All of the entries need to be repeated exactly. Leave nothing out.

Start of Block

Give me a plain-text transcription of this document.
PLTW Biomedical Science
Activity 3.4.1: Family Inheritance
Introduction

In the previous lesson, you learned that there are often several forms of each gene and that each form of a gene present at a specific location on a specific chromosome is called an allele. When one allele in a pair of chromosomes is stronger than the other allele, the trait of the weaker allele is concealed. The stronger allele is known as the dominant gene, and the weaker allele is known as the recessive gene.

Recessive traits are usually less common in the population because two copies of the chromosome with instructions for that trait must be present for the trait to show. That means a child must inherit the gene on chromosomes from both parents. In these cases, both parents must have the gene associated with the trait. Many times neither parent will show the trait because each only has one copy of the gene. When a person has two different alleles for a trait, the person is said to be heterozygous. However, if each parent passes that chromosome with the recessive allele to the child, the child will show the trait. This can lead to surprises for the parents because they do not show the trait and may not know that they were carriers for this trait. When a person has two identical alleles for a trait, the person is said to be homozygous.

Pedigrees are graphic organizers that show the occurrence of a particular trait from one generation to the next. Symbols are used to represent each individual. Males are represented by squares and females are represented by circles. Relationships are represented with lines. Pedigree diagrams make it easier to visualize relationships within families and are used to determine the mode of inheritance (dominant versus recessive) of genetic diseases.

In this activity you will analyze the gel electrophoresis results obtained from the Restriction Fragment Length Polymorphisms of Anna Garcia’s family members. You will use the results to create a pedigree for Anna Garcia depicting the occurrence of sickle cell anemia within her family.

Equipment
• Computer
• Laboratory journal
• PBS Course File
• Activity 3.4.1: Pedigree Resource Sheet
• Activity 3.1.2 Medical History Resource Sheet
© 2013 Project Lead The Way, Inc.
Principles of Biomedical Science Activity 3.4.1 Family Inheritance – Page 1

End of Block

# YOUR RESPONSE:
Give me a plain-text transcription of this document.
PLTW Biomedical Science
Activity 3.4.1: Family Inheritance
Introduction

In the previous lesson, you learned that there are often several forms of each gene and that each form of a gene present at a specific location on a specific chromosome is called an allele. When one allele in a pair of chromosomes is stronger than the other allele, the trait of the weaker allele is concealed. The stronger allele is known as the dominant gene, and the weaker allele is known as the recessive gene.

Recessive traits are usually less common in the population because two copies of the chromosome with instructions for that trait must be present for the trait to show. That means a child must inherit the gene on chromosomes from both parents. In these cases, both parents must have the gene associated with the trait. Many times neither parent will show the trait because each only has one copy of the gene. When a person has two different alleles for a trait, the person is said to be heterozygous. However, if each parent passes that chromosome with the recessive allele to the child, the child will show the trait. This can lead to surprises for the parents because they do not show the trait and may not know that they were carriers for this trait. When a person has two identical alleles for a trait, the person is said to be homozygous.

Pedigrees are graphic organizers that show the occurrence of a particular trait from one generation to the next. Symbols are used to represent each individual. Males are represented by squares and females are represented by circles. Relationships are represented with lines. Pedigree diagrams make it easier to visualize relationships within families and are used to determine the mode of inheritance (dominant versus recessive) of genetic diseases.

In this activity you will analyze the gel electrophoresis results obtained from the Restriction Fragment Length Polymorphisms of Anna Garcia’s family members. You will use the results to create a pedigree for Anna Garcia depicting the occurrence of sickle cell anemia within her family.

Equipment
• Computer
• Laboratory journal
• PBS Course File
• Activity 3.4.1: Pedigree Resource Sheet
• Activity 3.1.2 Medical History Resource Sheet
© 2013 Project Lead The Way, Inc.
Principles of Biomedical Science Activity 3.4.1 Family Inheritance – Page 1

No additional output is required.